Extracted text:
## START
How to Booze: Exquisite Cocktails and Unsound Advice by Jordan Kaye and Marshall Altier was released a couple of weeks ago. The book purports to be a pairing of cocktails with the appropriate life situations, but after reading it I think of it as often hilarious, well-written text and very good recipes; many of them new to me.

HowToBooze (1)

I don't necessarily agree that the Negroni is the perfect drink to have during a threesome (perhaps something more hydrating), but I like the thought that went into it and how they make the text all about the motives on the TV show Three's Company.  

The pairings are fun and include the appropriate drinks for self-pleasure (Adonis), playing Dungeons & Dragons (Bobby Burns), experimenting with your sexuality  (Fancy Free), reading the bible (Angel Face), Surviving (your kids') Sleepovers (Old McIntyre), and the apocalypse (Spiced Colada).
## END
Data records:
## START
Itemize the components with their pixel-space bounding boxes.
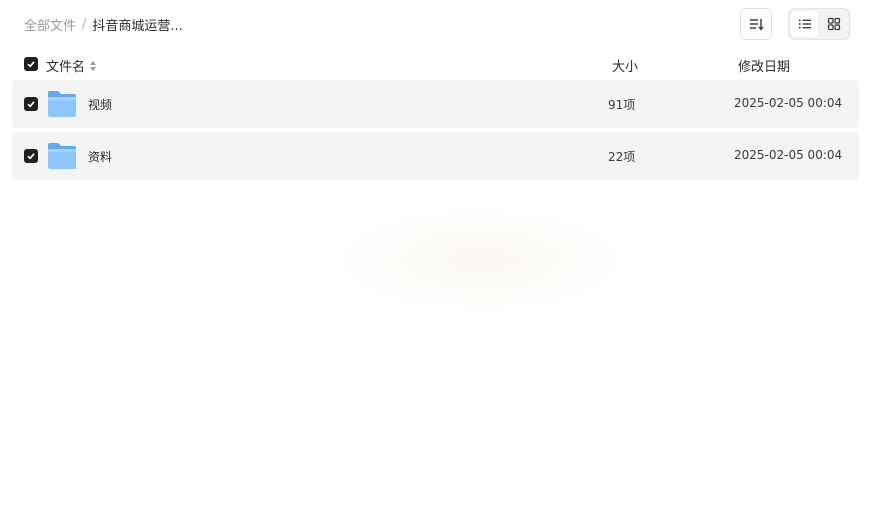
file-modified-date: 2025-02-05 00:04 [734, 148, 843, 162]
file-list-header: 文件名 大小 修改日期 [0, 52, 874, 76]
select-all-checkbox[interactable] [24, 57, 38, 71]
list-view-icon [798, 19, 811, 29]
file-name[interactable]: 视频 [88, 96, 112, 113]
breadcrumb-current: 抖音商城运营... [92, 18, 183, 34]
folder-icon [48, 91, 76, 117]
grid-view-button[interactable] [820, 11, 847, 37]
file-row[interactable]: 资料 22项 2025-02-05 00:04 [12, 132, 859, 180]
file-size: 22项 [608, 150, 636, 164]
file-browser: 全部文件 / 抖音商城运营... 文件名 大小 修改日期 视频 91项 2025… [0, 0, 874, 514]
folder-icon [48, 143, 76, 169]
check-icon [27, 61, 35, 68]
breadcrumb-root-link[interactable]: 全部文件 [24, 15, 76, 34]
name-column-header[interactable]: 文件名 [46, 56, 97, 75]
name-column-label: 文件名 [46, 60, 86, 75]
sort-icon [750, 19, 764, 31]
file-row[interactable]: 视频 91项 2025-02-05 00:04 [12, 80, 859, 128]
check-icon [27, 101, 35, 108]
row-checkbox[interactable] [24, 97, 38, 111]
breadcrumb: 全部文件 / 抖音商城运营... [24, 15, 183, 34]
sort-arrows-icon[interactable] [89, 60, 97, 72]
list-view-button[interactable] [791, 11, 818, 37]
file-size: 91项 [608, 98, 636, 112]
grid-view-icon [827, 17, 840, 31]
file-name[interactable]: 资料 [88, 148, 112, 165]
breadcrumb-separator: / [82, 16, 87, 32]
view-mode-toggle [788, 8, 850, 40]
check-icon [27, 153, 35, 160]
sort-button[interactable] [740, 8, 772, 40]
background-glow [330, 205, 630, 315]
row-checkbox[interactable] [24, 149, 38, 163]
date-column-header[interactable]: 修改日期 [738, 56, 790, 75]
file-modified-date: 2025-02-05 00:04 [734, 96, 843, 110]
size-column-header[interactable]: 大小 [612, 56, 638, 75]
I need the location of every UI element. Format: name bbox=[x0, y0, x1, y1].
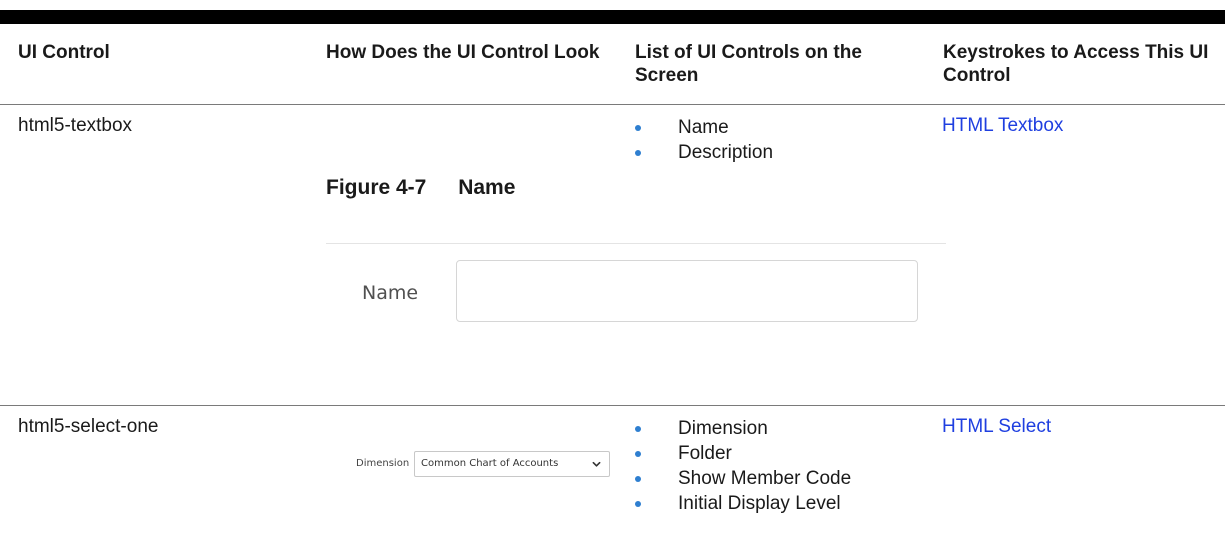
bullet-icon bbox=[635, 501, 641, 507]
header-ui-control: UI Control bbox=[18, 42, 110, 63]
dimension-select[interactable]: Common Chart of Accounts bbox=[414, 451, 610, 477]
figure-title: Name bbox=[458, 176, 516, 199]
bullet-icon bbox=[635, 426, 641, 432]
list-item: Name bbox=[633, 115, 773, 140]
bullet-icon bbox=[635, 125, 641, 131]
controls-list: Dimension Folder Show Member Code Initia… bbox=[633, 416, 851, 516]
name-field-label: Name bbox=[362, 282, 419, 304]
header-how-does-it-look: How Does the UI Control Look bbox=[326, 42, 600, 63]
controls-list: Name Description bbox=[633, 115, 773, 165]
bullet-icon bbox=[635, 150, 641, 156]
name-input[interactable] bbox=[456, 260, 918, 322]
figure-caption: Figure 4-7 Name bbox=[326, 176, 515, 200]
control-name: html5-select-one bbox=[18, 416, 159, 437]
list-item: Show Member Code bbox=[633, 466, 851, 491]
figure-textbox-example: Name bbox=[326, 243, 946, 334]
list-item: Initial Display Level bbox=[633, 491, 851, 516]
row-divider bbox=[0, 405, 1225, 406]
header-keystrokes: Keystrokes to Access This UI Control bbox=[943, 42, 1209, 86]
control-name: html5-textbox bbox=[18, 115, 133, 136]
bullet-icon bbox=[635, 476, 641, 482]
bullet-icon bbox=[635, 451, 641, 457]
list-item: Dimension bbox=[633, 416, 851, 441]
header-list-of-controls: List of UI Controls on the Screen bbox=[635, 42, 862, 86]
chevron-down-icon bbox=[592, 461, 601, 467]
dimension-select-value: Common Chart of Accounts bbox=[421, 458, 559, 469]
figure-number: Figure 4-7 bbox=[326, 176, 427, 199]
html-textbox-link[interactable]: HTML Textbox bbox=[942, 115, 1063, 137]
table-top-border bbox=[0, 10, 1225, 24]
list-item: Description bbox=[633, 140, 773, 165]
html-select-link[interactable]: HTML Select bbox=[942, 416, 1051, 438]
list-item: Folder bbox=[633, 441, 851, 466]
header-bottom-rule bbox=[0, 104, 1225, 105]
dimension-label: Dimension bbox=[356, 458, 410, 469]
## END
Exercise task 1:
Find every line in the rows that contains the string "textbox", and copy each one. Case counts.
Exercise task 2:
Please continue the review of the cocktail book from the point where it stops.

Task response 1:
figure-textbox-example: Name bbox=[326, 243, 946, 334]
control-name: html5-textbox bbox=[18, 115, 133, 136]
html-textbox-link[interactable]: HTML Textbox bbox=[942, 115, 1063, 137]

Task response 2:
I find the text charming even when the theme is "Sexual encounters in generic bars and hotels across the land" as it is for one chapter. The tone is almost that of an older man reflecting back on life, like you'd get in a movie voiceover: "Sometimes this stuff happens, and you may as well have a drink." After reading a bunch of the book I began wishing the voice was a character in a novel who could go on these drinking asides in the midst of a plot about something else. Which I guess is saying I really liked it.

But anyway, the best way to learn about the book is to read a chapter, so they've allowed me to publish an excerpt, which you'll find below the jump. 

(An excerpt from How to Booze by Jordan Kaye and Marshall Altier)

The Proposal: “I Do Not Want to Be Doing This”

Well, then, toughen up and just don’t. Marriage can be great for the right people in the right circumstances, but if you’re disposed to view marriage with fear, we can assure you that it’s everything you’re afraid of and more. Marriage is not for a lot of people, many of whom are already married. Your distinct advantage is that you can be unmarried—and you don’t even need to hire a divorce lawyer to get there. Don’t even think of trying to extend the relationship past tonight, though; it will just go from bad to worse.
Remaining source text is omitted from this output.